EXERCISE MATERIALS:
====================

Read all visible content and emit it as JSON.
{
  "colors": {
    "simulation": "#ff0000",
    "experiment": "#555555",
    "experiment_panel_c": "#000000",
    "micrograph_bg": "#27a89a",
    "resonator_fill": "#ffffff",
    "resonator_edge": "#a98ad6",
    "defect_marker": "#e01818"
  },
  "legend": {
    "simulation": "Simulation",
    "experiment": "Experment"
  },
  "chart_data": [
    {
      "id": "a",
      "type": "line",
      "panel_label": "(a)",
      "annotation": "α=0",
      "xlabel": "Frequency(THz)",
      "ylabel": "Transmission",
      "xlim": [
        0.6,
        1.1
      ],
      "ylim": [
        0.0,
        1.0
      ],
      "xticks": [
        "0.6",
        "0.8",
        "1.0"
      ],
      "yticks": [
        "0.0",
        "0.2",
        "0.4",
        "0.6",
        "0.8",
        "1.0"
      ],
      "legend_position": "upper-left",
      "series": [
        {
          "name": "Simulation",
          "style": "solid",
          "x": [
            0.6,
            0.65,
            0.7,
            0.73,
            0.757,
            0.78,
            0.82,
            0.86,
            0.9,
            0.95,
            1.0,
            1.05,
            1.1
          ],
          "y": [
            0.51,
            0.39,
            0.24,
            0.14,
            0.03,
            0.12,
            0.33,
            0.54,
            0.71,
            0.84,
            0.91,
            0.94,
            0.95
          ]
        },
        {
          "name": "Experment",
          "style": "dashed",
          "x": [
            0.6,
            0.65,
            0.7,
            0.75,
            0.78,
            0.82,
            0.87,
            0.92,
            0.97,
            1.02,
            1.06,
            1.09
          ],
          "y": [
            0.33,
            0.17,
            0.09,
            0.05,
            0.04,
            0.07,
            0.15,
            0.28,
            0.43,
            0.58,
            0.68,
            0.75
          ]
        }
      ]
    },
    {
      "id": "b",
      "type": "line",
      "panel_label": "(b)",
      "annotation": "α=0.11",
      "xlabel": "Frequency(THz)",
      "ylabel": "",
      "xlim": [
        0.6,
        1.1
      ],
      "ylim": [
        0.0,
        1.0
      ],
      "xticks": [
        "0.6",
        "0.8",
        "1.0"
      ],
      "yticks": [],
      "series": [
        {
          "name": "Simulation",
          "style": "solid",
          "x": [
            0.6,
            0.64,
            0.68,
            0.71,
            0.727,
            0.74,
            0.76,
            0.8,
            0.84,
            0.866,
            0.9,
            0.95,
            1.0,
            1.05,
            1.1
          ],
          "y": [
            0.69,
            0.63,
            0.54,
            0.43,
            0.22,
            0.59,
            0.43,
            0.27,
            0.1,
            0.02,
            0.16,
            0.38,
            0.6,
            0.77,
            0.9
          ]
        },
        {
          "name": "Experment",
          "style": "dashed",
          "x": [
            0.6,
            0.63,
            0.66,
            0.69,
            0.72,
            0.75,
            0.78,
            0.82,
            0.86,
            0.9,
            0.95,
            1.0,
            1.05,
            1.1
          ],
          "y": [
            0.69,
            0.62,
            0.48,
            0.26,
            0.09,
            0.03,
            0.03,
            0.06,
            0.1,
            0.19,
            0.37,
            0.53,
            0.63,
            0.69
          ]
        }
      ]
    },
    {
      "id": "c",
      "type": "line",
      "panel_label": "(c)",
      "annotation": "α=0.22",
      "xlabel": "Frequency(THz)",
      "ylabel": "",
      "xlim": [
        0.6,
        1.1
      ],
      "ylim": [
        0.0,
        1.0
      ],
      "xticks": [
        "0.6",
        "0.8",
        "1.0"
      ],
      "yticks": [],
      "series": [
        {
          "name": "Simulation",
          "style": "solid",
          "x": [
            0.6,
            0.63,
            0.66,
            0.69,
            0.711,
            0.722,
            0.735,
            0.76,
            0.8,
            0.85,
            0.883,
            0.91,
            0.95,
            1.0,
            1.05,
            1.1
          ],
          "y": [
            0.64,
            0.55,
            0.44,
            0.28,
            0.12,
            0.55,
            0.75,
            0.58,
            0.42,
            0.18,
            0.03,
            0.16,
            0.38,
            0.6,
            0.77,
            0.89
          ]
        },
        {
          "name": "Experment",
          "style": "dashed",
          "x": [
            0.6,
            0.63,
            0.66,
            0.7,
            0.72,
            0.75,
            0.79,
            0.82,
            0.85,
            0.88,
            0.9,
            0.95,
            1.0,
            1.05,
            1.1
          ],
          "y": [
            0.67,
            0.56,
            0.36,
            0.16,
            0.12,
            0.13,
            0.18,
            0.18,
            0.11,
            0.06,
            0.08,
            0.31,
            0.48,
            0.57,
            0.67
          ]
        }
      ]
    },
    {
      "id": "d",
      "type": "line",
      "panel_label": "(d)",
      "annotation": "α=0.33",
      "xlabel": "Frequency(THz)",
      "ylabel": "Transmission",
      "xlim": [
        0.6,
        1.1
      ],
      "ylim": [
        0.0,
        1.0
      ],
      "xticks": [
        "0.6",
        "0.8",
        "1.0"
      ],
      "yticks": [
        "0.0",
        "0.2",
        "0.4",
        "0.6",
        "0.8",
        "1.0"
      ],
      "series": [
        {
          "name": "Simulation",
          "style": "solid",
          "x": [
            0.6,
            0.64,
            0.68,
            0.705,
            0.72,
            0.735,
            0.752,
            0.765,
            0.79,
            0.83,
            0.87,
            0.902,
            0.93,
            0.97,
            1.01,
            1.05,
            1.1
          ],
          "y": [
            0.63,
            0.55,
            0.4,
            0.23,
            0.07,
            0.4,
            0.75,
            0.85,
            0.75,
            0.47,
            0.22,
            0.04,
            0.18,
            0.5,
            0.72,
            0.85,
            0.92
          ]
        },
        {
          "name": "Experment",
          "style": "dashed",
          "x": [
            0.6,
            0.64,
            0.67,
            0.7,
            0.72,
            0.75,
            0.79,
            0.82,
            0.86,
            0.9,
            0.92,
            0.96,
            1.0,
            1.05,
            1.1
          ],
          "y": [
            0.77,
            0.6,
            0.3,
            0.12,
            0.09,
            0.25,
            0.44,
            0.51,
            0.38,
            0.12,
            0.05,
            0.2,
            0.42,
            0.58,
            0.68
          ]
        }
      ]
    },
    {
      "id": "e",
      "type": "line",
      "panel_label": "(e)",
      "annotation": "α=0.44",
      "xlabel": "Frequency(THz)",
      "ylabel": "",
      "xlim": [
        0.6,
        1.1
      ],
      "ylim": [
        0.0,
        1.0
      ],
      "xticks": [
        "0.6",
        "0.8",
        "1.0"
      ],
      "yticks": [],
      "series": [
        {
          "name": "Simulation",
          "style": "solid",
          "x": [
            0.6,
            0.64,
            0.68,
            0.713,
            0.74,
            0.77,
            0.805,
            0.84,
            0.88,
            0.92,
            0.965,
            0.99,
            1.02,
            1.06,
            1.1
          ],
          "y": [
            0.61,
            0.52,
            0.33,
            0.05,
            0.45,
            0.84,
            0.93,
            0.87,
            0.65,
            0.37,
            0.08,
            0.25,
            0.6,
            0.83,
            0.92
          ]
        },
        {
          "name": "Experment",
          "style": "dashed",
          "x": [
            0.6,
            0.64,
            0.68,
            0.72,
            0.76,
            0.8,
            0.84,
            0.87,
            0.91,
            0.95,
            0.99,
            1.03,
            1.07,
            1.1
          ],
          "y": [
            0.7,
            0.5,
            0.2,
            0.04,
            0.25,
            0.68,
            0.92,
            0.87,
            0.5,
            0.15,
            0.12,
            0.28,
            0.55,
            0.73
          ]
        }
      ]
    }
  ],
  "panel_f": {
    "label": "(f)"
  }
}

====================

WORK TO COMPLETE:
Copy out the whole listing exactly as written.

FULL ANSWER:
Read all visible content and emit it as JSON.
{
  "colors": {
    "simulation": "#ff0000",
    "experiment": "#555555",
    "experiment_panel_c": "#000000",
    "micrograph_bg": "#27a89a",
    "resonator_fill": "#ffffff",
    "resonator_edge": "#a98ad6",
    "defect_marker": "#e01818"
  },
  "legend": {
    "simulation": "Simulation",
    "experiment": "Experment"
  },
  "chart_data": [
    {
      "id": "a",
      "type": "line",
      "panel_label": "(a)",
      "annotation": "α=0",
      "xlabel": "Frequency(THz)",
      "ylabel": "Transmission",
      "xlim": [
        0.6,
        1.1
      ],
      "ylim": [
        0.0,
        1.0
      ],
      "xticks": [
        "0.6",
        "0.8",
        "1.0"
      ],
      "yticks": [
        "0.0",
        "0.2",
        "0.4",
        "0.6",
        "0.8",
        "1.0"
      ],
      "legend_position": "upper-left",
      "series": [
        {
          "name": "Simulation",
          "style": "solid",
          "x": [
            0.6,
            0.65,
            0.7,
            0.73,
            0.757,
            0.78,
            0.82,
            0.86,
            0.9,
            0.95,
            1.0,
            1.05,
            1.1
          ],
          "y": [
            0.51,
            0.39,
            0.24,
            0.14,
            0.03,
            0.12,
            0.33,
            0.54,
            0.71,
            0.84,
            0.91,
            0.94,
            0.95
          ]
        },
        {
          "name": "Experment",
          "style": "dashed",
          "x": [
            0.6,
            0.65,
            0.7,
            0.75,
            0.78,
            0.82,
            0.87,
            0.92,
            0.97,
            1.02,
            1.06,
            1.09
          ],
          "y": [
            0.33,
            0.17,
            0.09,
            0.05,
            0.04,
            0.07,
            0.15,
            0.28,
            0.43,
            0.58,
            0.68,
            0.75
          ]
        }
      ]
    },
    {
      "id": "b",
      "type": "line",
      "panel_label": "(b)",
      "annotation": "α=0.11",
      "xlabel": "Frequency(THz)",
      "ylabel": "",
      "xlim": [
        0.6,
        1.1
      ],
      "ylim": [
        0.0,
        1.0
      ],
      "xticks": [
        "0.6",
        "0.8",
        "1.0"
      ],
      "yticks": [],
      "series": [
        {
          "name": "Simulation",
          "style": "solid",
          "x": [
            0.6,
            0.64,
            0.68,
            0.71,
            0.727,
            0.74,
            0.76,
            0.8,
            0.84,
            0.866,
            0.9,
            0.95,
            1.0,
            1.05,
            1.1
          ],
          "y": [
            0.69,
            0.63,
            0.54,
            0.43,
            0.22,
            0.59,
            0.43,
            0.27,
            0.1,
            0.02,
            0.16,
            0.38,
            0.6,
            0.77,
            0.9
          ]
        },
        {
          "name": "Experment",
          "style": "dashed",
          "x": [
            0.6,
            0.63,
            0.66,
            0.69,
            0.72,
            0.75,
            0.78,
            0.82,
            0.86,
            0.9,
            0.95,
            1.0,
            1.05,
            1.1
          ],
          "y": [
            0.69,
            0.62,
            0.48,
            0.26,
            0.09,
            0.03,
            0.03,
            0.06,
            0.1,
            0.19,
            0.37,
            0.53,
            0.63,
            0.69
          ]
        }
      ]
    },
    {
      "id": "c",
      "type": "line",
      "panel_label": "(c)",
      "annotation": "α=0.22",
      "xlabel": "Frequency(THz)",
      "ylabel": "",
      "xlim": [
        0.6,
        1.1
      ],
      "ylim": [
        0.0,
        1.0
      ],
      "xticks": [
        "0.6",
        "0.8",
        "1.0"
      ],
      "yticks": [],
      "series": [
        {
          "name": "Simulation",
          "style": "solid",
          "x": [
            0.6,
            0.63,
            0.66,
            0.69,
            0.711,
            0.722,
            0.735,
            0.76,
            0.8,
            0.85,
            0.883,
            0.91,
            0.95,
            1.0,
            1.05,
            1.1
          ],
          "y": [
            0.64,
            0.55,
            0.44,
            0.28,
            0.12,
            0.55,
            0.75,
            0.58,
            0.42,
            0.18,
            0.03,
            0.16,
            0.38,
            0.6,
            0.77,
            0.89
          ]
        },
        {
          "name": "Experment",
          "style": "dashed",
          "x": [
            0.6,
            0.63,
            0.66,
            0.7,
            0.72,
            0.75,
            0.79,
            0.82,
            0.85,
            0.88,
            0.9,
            0.95,
            1.0,
            1.05,
            1.1
          ],
          "y": [
            0.67,
            0.56,
            0.36,
            0.16,
            0.12,
            0.13,
            0.18,
            0.18,
            0.11,
            0.06,
            0.08,
            0.31,
            0.48,
            0.57,
            0.67
          ]
        }
      ]
    },
    {
      "id": "d",
      "type": "line",
      "panel_label": "(d)",
      "annotation": "α=0.33",
      "xlabel": "Frequency(THz)",
      "ylabel": "Transmission",
      "xlim": [
        0.6,
        1.1
      ],
      "ylim": [
        0.0,
        1.0
      ],
      "xticks": [
        "0.6",
        "0.8",
        "1.0"
      ],
      "yticks": [
        "0.0",
        "0.2",
        "0.4",
        "0.6",
        "0.8",
        "1.0"
      ],
      "series": [
        {
          "name": "Simulation",
          "style": "solid",
          "x": [
            0.6,
            0.64,
            0.68,
            0.705,
            0.72,
            0.735,
            0.752,
            0.765,
            0.79,
            0.83,
            0.87,
            0.902,
            0.93,
            0.97,
            1.01,
            1.05,
            1.1
          ],
          "y": [
            0.63,
            0.55,
            0.4,
            0.23,
            0.07,
            0.4,
            0.75,
            0.85,
            0.75,
            0.47,
            0.22,
            0.04,
            0.18,
            0.5,
            0.72,
            0.85,
            0.92
          ]
        },
        {
          "name": "Experment",
          "style": "dashed",
          "x": [
            0.6,
            0.64,
            0.67,
            0.7,
            0.72,
            0.75,
            0.79,
            0.82,
            0.86,
            0.9,
            0.92,
            0.96,
            1.0,
            1.05,
            1.1
          ],
          "y": [
            0.77,
            0.6,
            0.3,
            0.12,
            0.09,
            0.25,
            0.44,
            0.51,
            0.38,
            0.12,
            0.05,
            0.2,
            0.42,
            0.58,
            0.68
          ]
        }
      ]
    },
    {
      "id": "e",
      "type": "line",
      "panel_label": "(e)",
      "annotation": "α=0.44",
      "xlabel": "Frequency(THz)",
      "ylabel": "",
      "xlim": [
        0.6,
        1.1
      ],
      "ylim": [
        0.0,
        1.0
      ],
      "xticks": [
        "0.6",
        "0.8",
        "1.0"
      ],
      "yticks": [],
      "series": [
        {
          "name": "Simulation",
          "style": "solid",
          "x": [
            0.6,
            0.64,
            0.68,
            0.713,
            0.74,
            0.77,
            0.805,
            0.84,
            0.88,
            0.92,
            0.965,
            0.99,
            1.02,
            1.06,
            1.1
          ],
          "y": [
            0.61,
            0.52,
            0.33,
            0.05,
            0.45,
            0.84,
            0.93,
            0.87,
            0.65,
            0.37,
            0.08,
            0.25,
            0.6,
            0.83,
            0.92
          ]
        },
        {
          "name": "Experment",
          "style": "dashed",
          "x": [
            0.6,
            0.64,
            0.68,
            0.72,
            0.76,
            0.8,
            0.84,
            0.87,
            0.91,
            0.95,
            0.99,
            1.03,
            1.07,
            1.1
          ],
          "y": [
            0.7,
            0.5,
            0.2,
            0.04,
            0.25,
            0.68,
            0.92,
            0.87,
            0.5,
            0.15,
            0.12,
            0.28,
            0.55,
            0.73
          ]
        }
      ]
    }
  ],
  "panel_f": {
    "label": "(f)"
  }
}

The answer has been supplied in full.